Excerpts from a layout annotation set =>
******************************

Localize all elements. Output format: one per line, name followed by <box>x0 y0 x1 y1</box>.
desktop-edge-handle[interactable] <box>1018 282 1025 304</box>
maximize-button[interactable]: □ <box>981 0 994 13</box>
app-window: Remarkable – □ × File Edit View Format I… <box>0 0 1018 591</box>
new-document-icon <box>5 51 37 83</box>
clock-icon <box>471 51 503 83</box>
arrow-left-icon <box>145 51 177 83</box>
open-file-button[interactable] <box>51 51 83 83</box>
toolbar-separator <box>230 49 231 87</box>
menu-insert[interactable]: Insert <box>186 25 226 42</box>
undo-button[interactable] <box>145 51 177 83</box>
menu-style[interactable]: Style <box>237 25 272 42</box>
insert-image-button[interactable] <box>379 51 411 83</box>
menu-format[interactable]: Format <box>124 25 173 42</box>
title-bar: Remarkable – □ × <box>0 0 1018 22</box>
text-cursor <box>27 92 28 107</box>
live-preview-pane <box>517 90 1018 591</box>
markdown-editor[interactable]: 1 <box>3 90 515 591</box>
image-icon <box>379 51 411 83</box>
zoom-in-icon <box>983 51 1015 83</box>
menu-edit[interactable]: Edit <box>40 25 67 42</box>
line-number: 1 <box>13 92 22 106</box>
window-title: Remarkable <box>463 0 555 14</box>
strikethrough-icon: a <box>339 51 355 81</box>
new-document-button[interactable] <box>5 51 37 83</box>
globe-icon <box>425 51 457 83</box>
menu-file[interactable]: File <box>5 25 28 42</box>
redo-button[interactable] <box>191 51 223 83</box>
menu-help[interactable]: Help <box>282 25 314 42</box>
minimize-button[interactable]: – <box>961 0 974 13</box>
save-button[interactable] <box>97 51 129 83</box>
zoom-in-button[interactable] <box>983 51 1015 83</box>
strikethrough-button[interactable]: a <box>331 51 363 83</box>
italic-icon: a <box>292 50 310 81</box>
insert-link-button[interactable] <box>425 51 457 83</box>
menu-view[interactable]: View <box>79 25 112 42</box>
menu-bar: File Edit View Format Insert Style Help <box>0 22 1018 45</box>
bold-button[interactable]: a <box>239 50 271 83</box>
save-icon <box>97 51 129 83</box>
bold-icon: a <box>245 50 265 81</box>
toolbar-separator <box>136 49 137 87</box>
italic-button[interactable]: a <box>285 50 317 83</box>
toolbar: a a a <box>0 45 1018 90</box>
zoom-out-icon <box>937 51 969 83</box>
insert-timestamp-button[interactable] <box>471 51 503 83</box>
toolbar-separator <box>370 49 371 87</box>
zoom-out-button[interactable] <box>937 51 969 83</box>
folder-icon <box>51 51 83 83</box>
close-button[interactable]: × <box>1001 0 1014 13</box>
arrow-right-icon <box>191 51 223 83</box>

******************************

Your goal =>
Arrange the lines from the start of the records through the line that contains "menu-insert[interactable]: Insert <box>186" as a numbered list, leaving out any blank lines.

Solution below =>
1. Localize all elements. Output format: one per line, name followed by <box>x0 y0 x1 y1</box>.
2. desktop-edge-handle[interactable] <box>1018 282 1025 304</box>
3. maximize-button[interactable]: □ <box>981 0 994 13</box>
4. app-window: Remarkable – □ × File Edit View Format I… <box>0 0 1018 591</box>
5. new-document-icon <box>5 51 37 83</box>
6. clock-icon <box>471 51 503 83</box>
7. arrow-left-icon <box>145 51 177 83</box>
8. open-file-button[interactable] <box>51 51 83 83</box>
9. toolbar-separator <box>230 49 231 87</box>
10. menu-insert[interactable]: Insert <box>186 25 226 42</box>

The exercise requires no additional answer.